__What you will do__. Skip every picture and transcribe the remaining material exactly.

__Data listing__.
......
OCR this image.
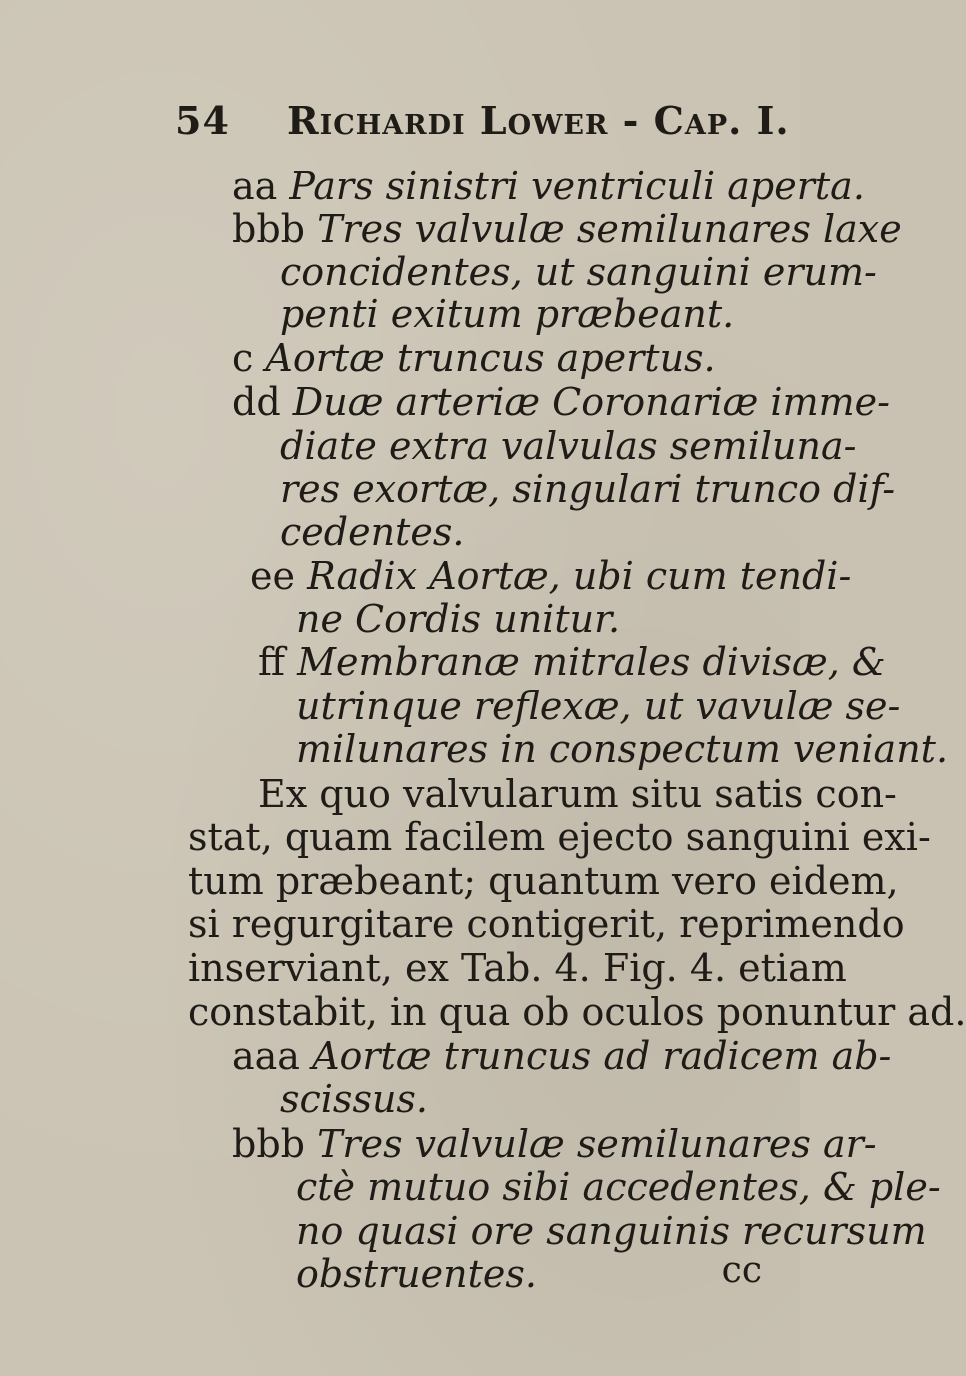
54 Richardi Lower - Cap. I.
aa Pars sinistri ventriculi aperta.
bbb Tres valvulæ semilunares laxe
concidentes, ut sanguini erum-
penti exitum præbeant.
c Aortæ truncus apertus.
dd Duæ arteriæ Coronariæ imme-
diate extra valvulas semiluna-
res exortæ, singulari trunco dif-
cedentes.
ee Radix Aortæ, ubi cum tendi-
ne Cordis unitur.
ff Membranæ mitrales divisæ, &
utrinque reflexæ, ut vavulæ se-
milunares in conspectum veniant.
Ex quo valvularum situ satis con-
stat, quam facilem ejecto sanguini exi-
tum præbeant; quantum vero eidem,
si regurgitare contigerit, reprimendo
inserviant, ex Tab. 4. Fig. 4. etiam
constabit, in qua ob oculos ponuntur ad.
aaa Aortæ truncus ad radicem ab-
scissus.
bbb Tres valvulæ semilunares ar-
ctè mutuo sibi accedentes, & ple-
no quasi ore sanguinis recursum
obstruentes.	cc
......
__Final result__.
OCR this image.
54 Richardi Lower - Cap. I.
aa Pars sinistri ventriculi aperta.
bbb Tres valvulæ semilunares laxe
concidentes, ut sanguini erum-
penti exitum præbeant.
c Aortæ truncus apertus.
dd Duæ arteriæ Coronariæ imme-
diate extra valvulas semiluna-
res exortæ, singulari trunco dif-
cedentes.
ee Radix Aortæ, ubi cum tendi-
ne Cordis unitur.
ff Membranæ mitrales divisæ, &
utrinque reflexæ, ut vavulæ se-
milunares in conspectum veniant.
Ex quo valvularum situ satis con-
stat, quam facilem ejecto sanguini exi-
tum præbeant; quantum vero eidem,
si regurgitare contigerit, reprimendo
inserviant, ex Tab. 4. Fig. 4. etiam
constabit, in qua ob oculos ponuntur ad.
aaa Aortæ truncus ad radicem ab-
scissus.
bbb Tres valvulæ semilunares ar-
ctè mutuo sibi accedentes, & ple-
no quasi ore sanguinis recursum
obstruentes.	cc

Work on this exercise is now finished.